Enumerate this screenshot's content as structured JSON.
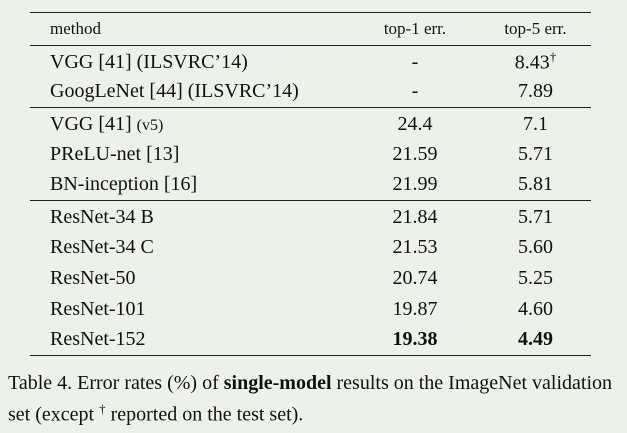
{
  "table": {
    "header": [
      "method",
      "top-1 err.",
      "top-5 err."
    ],
    "groups": [
      [
        [
          "VGG [41] (ILSVRC’14)",
          "-",
          {
            "text": "8.43",
            "sup": "†"
          }
        ],
        [
          "GoogLeNet [44] (ILSVRC’14)",
          "-",
          "7.89"
        ]
      ],
      [
        [
          {
            "text": "VGG [41]",
            "small": "(v5)"
          },
          "24.4",
          "7.1"
        ],
        [
          "PReLU-net [13]",
          "21.59",
          "5.71"
        ],
        [
          "BN-inception [16]",
          "21.99",
          "5.81"
        ]
      ],
      [
        [
          "ResNet-34 B",
          "21.84",
          "5.71"
        ],
        [
          "ResNet-34 C",
          "21.53",
          "5.60"
        ],
        [
          "ResNet-50",
          "20.74",
          "5.25"
        ],
        [
          "ResNet-101",
          "19.87",
          "4.60"
        ],
        [
          "ResNet-152",
          "19.38",
          "4.49"
        ]
      ]
    ]
  },
  "caption": {
    "label": "Table 4.",
    "text1": "Error rates (%) of",
    "bold": "single-model",
    "text2": "results on the ImageNet validation set (except",
    "sup": "†",
    "text3": "reported on the test set)."
  }
}
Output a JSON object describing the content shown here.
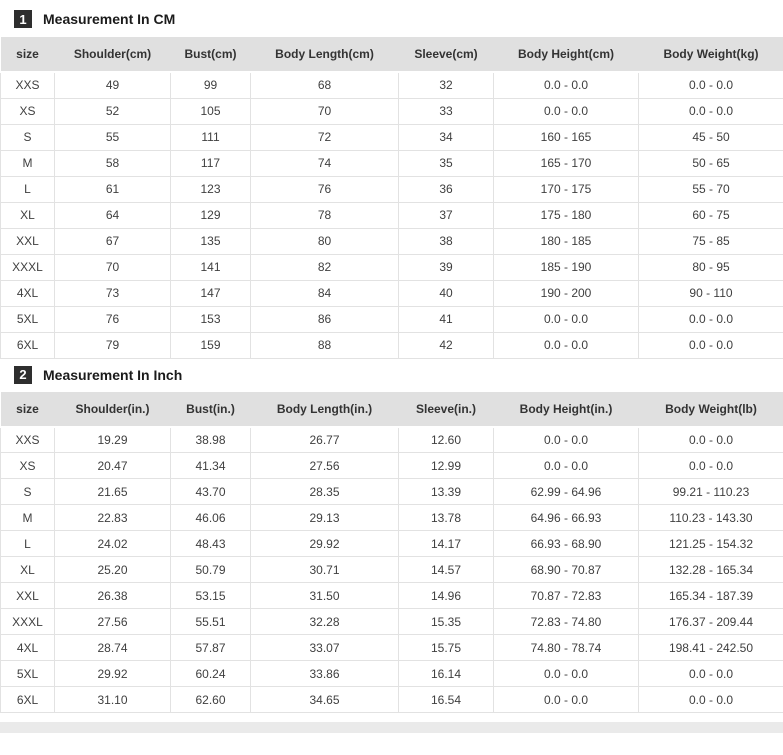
{
  "sections": [
    {
      "badge": "1",
      "title": "Measurement In CM",
      "columns": [
        "size",
        "Shoulder(cm)",
        "Bust(cm)",
        "Body Length(cm)",
        "Sleeve(cm)",
        "Body Height(cm)",
        "Body Weight(kg)"
      ],
      "rows": [
        [
          "XXS",
          "49",
          "99",
          "68",
          "32",
          "0.0 - 0.0",
          "0.0 - 0.0"
        ],
        [
          "XS",
          "52",
          "105",
          "70",
          "33",
          "0.0 - 0.0",
          "0.0 - 0.0"
        ],
        [
          "S",
          "55",
          "111",
          "72",
          "34",
          "160 - 165",
          "45 - 50"
        ],
        [
          "M",
          "58",
          "117",
          "74",
          "35",
          "165 - 170",
          "50 - 65"
        ],
        [
          "L",
          "61",
          "123",
          "76",
          "36",
          "170 - 175",
          "55 - 70"
        ],
        [
          "XL",
          "64",
          "129",
          "78",
          "37",
          "175 - 180",
          "60 - 75"
        ],
        [
          "XXL",
          "67",
          "135",
          "80",
          "38",
          "180 - 185",
          "75 - 85"
        ],
        [
          "XXXL",
          "70",
          "141",
          "82",
          "39",
          "185 - 190",
          "80 - 95"
        ],
        [
          "4XL",
          "73",
          "147",
          "84",
          "40",
          "190 - 200",
          "90 - 110"
        ],
        [
          "5XL",
          "76",
          "153",
          "86",
          "41",
          "0.0 - 0.0",
          "0.0 - 0.0"
        ],
        [
          "6XL",
          "79",
          "159",
          "88",
          "42",
          "0.0 - 0.0",
          "0.0 - 0.0"
        ]
      ]
    },
    {
      "badge": "2",
      "title": "Measurement In Inch",
      "columns": [
        "size",
        "Shoulder(in.)",
        "Bust(in.)",
        "Body Length(in.)",
        "Sleeve(in.)",
        "Body Height(in.)",
        "Body Weight(lb)"
      ],
      "rows": [
        [
          "XXS",
          "19.29",
          "38.98",
          "26.77",
          "12.60",
          "0.0 - 0.0",
          "0.0 - 0.0"
        ],
        [
          "XS",
          "20.47",
          "41.34",
          "27.56",
          "12.99",
          "0.0 - 0.0",
          "0.0 - 0.0"
        ],
        [
          "S",
          "21.65",
          "43.70",
          "28.35",
          "13.39",
          "62.99 - 64.96",
          "99.21 - 110.23"
        ],
        [
          "M",
          "22.83",
          "46.06",
          "29.13",
          "13.78",
          "64.96 - 66.93",
          "110.23 - 143.30"
        ],
        [
          "L",
          "24.02",
          "48.43",
          "29.92",
          "14.17",
          "66.93 - 68.90",
          "121.25 - 154.32"
        ],
        [
          "XL",
          "25.20",
          "50.79",
          "30.71",
          "14.57",
          "68.90 - 70.87",
          "132.28 - 165.34"
        ],
        [
          "XXL",
          "26.38",
          "53.15",
          "31.50",
          "14.96",
          "70.87 - 72.83",
          "165.34 - 187.39"
        ],
        [
          "XXXL",
          "27.56",
          "55.51",
          "32.28",
          "15.35",
          "72.83 - 74.80",
          "176.37 - 209.44"
        ],
        [
          "4XL",
          "28.74",
          "57.87",
          "33.07",
          "15.75",
          "74.80 - 78.74",
          "198.41 - 242.50"
        ],
        [
          "5XL",
          "29.92",
          "60.24",
          "33.86",
          "16.14",
          "0.0 - 0.0",
          "0.0 - 0.0"
        ],
        [
          "6XL",
          "31.10",
          "62.60",
          "34.65",
          "16.54",
          "0.0 - 0.0",
          "0.0 - 0.0"
        ]
      ]
    }
  ],
  "colors": {
    "header_bg": "#e0e0e0",
    "badge_bg": "#2e2e2e",
    "border": "#e2e2e2",
    "cell_text": "#3f3f3f",
    "title_text": "#1b1b1b"
  }
}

········

Exercise directions => Copy every line of the data exactly as written, excluding the pictures.

Exercise output =>
Enumerate this screenshot's content as structured JSON.
{
  "table": {
    "header": [
      "method",
      "top-1 err.",
      "top-5 err."
    ],
    "groups": [
      [
        [
          "VGG [41] (ILSVRC’14)",
          "-",
          {
            "text": "8.43",
            "sup": "†"
          }
        ],
        [
          "GoogLeNet [44] (ILSVRC’14)",
          "-",
          "7.89"
        ]
      ],
      [
        [
          {
            "text": "VGG [41]",
            "small": "(v5)"
          },
          "24.4",
          "7.1"
        ],
        [
          "PReLU-net [13]",
          "21.59",
          "5.71"
        ],
        [
          "BN-inception [16]",
          "21.99",
          "5.81"
        ]
      ],
      [
        [
          "ResNet-34 B",
          "21.84",
          "5.71"
        ],
        [
          "ResNet-34 C",
          "21.53",
          "5.60"
        ],
        [
          "ResNet-50",
          "20.74",
          "5.25"
        ],
        [
          "ResNet-101",
          "19.87",
          "4.60"
        ],
        [
          "ResNet-152",
          "19.38",
          "4.49"
        ]
      ]
    ]
  },
  "caption": {
    "label": "Table 4.",
    "text1": "Error rates (%) of",
    "bold": "single-model",
    "text2": "results on the ImageNet validation set (except",
    "sup": "†",
    "text3": "reported on the test set)."
  }
}
Output a JSON object describing the content shown here.
{
  "sections": [
    {
      "badge": "1",
      "title": "Measurement In CM",
      "columns": [
        "size",
        "Shoulder(cm)",
        "Bust(cm)",
        "Body Length(cm)",
        "Sleeve(cm)",
        "Body Height(cm)",
        "Body Weight(kg)"
      ],
      "rows": [
        [
          "XXS",
          "49",
          "99",
          "68",
          "32",
          "0.0 - 0.0",
          "0.0 - 0.0"
        ],
        [
          "XS",
          "52",
          "105",
          "70",
          "33",
          "0.0 - 0.0",
          "0.0 - 0.0"
        ],
        [
          "S",
          "55",
          "111",
          "72",
          "34",
          "160 - 165",
          "45 - 50"
        ],
        [
          "M",
          "58",
          "117",
          "74",
          "35",
          "165 - 170",
          "50 - 65"
        ],
        [
          "L",
          "61",
          "123",
          "76",
          "36",
          "170 - 175",
          "55 - 70"
        ],
        [
          "XL",
          "64",
          "129",
          "78",
          "37",
          "175 - 180",
          "60 - 75"
        ],
        [
          "XXL",
          "67",
          "135",
          "80",
          "38",
          "180 - 185",
          "75 - 85"
        ],
        [
          "XXXL",
          "70",
          "141",
          "82",
          "39",
          "185 - 190",
          "80 - 95"
        ],
        [
          "4XL",
          "73",
          "147",
          "84",
          "40",
          "190 - 200",
          "90 - 110"
        ],
        [
          "5XL",
          "76",
          "153",
          "86",
          "41",
          "0.0 - 0.0",
          "0.0 - 0.0"
        ],
        [
          "6XL",
          "79",
          "159",
          "88",
          "42",
          "0.0 - 0.0",
          "0.0 - 0.0"
        ]
      ]
    },
    {
      "badge": "2",
      "title": "Measurement In Inch",
      "columns": [
        "size",
        "Shoulder(in.)",
        "Bust(in.)",
        "Body Length(in.)",
        "Sleeve(in.)",
        "Body Height(in.)",
        "Body Weight(lb)"
      ],
      "rows": [
        [
          "XXS",
          "19.29",
          "38.98",
          "26.77",
          "12.60",
          "0.0 - 0.0",
          "0.0 - 0.0"
        ],
        [
          "XS",
          "20.47",
          "41.34",
          "27.56",
          "12.99",
          "0.0 - 0.0",
          "0.0 - 0.0"
        ],
        [
          "S",
          "21.65",
          "43.70",
          "28.35",
          "13.39",
          "62.99 - 64.96",
          "99.21 - 110.23"
        ],
        [
          "M",
          "22.83",
          "46.06",
          "29.13",
          "13.78",
          "64.96 - 66.93",
          "110.23 - 143.30"
        ],
        [
          "L",
          "24.02",
          "48.43",
          "29.92",
          "14.17",
          "66.93 - 68.90",
          "121.25 - 154.32"
        ],
        [
          "XL",
          "25.20",
          "50.79",
          "30.71",
          "14.57",
          "68.90 - 70.87",
          "132.28 - 165.34"
        ],
        [
          "XXL",
          "26.38",
          "53.15",
          "31.50",
          "14.96",
          "70.87 - 72.83",
          "165.34 - 187.39"
        ],
        [
          "XXXL",
          "27.56",
          "55.51",
          "32.28",
          "15.35",
          "72.83 - 74.80",
          "176.37 - 209.44"
        ],
        [
          "4XL",
          "28.74",
          "57.87",
          "33.07",
          "15.75",
          "74.80 - 78.74",
          "198.41 - 242.50"
        ],
        [
          "5XL",
          "29.92",
          "60.24",
          "33.86",
          "16.14",
          "0.0 - 0.0",
          "0.0 - 0.0"
        ],
        [
          "6XL",
          "31.10",
          "62.60",
          "34.65",
          "16.54",
          "0.0 - 0.0",
          "0.0 - 0.0"
        ]
      ]
    }
  ],
  "colors": {
    "header_bg": "#e0e0e0",
    "badge_bg": "#2e2e2e",
    "border": "#e2e2e2",
    "cell_text": "#3f3f3f",
    "title_text": "#1b1b1b"
  }
}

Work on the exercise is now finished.